REQUIREMENT -> Work through the material below and count the lines holding the word "Riemannian"; give that count and nothing more.

=====

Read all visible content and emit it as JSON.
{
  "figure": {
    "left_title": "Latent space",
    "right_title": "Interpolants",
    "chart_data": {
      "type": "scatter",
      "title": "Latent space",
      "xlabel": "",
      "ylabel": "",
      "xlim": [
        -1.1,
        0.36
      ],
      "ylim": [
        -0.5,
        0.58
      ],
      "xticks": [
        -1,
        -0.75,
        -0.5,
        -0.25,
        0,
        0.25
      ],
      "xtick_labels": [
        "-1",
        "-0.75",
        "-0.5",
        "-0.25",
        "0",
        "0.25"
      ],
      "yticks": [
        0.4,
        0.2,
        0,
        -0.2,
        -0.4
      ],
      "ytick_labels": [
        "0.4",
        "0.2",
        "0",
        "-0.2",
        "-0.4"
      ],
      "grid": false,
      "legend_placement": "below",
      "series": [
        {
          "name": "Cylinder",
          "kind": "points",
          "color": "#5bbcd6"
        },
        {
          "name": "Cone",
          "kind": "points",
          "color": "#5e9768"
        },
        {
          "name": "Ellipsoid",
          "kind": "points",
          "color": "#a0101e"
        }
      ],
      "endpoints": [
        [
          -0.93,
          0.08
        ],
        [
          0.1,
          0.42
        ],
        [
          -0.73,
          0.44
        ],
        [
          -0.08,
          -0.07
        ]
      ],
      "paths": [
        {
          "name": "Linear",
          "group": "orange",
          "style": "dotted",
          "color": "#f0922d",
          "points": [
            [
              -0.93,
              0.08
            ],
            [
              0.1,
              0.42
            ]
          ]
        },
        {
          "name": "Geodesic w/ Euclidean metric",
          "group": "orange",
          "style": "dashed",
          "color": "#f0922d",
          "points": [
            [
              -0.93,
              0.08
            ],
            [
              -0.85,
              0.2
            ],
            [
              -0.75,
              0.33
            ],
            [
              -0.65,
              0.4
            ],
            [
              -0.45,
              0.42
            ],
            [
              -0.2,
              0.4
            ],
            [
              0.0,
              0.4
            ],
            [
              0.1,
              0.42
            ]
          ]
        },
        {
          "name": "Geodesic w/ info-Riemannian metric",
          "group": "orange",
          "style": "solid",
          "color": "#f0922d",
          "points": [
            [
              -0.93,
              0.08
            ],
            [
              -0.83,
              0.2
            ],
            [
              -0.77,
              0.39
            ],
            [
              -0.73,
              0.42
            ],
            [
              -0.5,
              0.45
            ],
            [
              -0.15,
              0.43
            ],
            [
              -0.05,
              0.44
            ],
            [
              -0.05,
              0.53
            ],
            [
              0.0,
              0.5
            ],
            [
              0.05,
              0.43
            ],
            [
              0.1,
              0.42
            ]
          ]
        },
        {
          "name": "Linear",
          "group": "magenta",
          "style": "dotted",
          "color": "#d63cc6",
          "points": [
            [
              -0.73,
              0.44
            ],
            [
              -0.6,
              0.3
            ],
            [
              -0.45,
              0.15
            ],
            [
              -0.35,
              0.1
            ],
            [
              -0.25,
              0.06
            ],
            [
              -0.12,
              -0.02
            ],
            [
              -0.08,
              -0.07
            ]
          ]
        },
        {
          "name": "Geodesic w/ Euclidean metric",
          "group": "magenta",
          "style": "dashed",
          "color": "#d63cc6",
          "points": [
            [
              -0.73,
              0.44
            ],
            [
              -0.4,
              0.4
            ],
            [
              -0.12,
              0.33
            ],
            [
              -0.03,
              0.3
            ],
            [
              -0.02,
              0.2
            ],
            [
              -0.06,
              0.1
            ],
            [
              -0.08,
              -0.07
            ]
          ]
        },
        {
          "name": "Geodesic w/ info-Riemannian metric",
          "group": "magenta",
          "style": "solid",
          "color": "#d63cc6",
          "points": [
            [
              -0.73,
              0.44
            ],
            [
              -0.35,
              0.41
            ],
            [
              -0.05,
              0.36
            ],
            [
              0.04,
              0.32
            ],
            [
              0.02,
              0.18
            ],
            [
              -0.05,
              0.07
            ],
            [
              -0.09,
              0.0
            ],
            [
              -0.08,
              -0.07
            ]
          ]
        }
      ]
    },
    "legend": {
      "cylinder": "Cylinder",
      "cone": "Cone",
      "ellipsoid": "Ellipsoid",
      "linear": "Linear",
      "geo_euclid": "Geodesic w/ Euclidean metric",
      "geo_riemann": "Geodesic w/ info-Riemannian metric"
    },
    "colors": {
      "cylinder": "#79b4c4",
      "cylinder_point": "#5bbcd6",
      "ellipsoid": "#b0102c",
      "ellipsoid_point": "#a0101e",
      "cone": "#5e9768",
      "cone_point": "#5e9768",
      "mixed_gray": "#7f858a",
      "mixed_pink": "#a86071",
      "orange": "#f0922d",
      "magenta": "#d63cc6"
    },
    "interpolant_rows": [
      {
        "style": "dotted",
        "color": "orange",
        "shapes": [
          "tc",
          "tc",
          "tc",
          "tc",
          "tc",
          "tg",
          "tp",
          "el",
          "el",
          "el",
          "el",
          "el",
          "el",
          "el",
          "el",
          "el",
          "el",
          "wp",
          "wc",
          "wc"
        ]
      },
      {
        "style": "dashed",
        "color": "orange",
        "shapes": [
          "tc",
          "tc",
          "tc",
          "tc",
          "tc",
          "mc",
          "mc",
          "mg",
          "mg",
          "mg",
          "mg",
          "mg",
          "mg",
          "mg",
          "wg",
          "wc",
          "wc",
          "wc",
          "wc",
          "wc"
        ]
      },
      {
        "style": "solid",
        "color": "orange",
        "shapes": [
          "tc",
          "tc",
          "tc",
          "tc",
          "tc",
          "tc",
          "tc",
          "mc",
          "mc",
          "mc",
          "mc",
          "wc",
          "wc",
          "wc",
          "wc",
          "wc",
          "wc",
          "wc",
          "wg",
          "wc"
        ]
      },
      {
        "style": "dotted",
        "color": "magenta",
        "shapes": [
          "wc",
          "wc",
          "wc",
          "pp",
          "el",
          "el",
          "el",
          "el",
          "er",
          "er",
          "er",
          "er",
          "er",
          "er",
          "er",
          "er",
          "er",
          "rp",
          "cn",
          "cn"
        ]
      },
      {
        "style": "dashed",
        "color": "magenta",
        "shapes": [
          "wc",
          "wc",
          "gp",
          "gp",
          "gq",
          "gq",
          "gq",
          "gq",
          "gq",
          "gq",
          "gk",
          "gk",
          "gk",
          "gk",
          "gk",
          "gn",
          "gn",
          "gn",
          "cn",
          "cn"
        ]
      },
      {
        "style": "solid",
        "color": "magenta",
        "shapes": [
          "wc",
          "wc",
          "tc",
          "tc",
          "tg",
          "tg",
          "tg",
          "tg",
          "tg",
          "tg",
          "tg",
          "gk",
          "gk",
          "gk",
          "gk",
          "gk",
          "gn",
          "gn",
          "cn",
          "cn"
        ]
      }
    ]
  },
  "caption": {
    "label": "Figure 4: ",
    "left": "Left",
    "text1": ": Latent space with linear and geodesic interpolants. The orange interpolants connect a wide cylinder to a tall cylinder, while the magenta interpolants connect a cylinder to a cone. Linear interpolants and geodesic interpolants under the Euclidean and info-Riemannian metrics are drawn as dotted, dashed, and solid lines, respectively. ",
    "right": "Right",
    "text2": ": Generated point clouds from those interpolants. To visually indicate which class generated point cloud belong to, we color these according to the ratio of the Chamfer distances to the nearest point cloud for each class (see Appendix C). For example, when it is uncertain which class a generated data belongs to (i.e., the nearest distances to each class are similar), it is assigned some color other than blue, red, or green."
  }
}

=====

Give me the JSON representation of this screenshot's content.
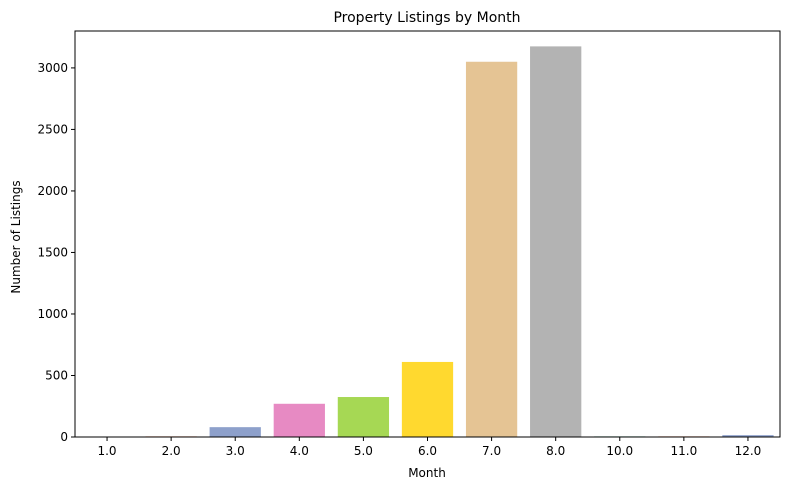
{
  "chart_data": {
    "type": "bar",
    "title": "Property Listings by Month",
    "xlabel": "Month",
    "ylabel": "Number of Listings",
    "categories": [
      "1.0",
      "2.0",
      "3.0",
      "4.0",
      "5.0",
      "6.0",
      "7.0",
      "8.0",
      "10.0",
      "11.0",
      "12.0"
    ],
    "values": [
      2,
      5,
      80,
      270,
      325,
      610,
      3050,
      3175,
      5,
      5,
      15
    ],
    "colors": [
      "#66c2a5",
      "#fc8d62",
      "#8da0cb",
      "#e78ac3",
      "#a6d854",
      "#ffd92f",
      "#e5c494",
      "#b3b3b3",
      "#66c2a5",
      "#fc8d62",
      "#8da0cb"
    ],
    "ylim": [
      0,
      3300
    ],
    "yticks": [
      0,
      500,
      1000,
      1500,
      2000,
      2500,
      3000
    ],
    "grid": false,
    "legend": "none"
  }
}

=====

EXERCISE ANSWER -> 4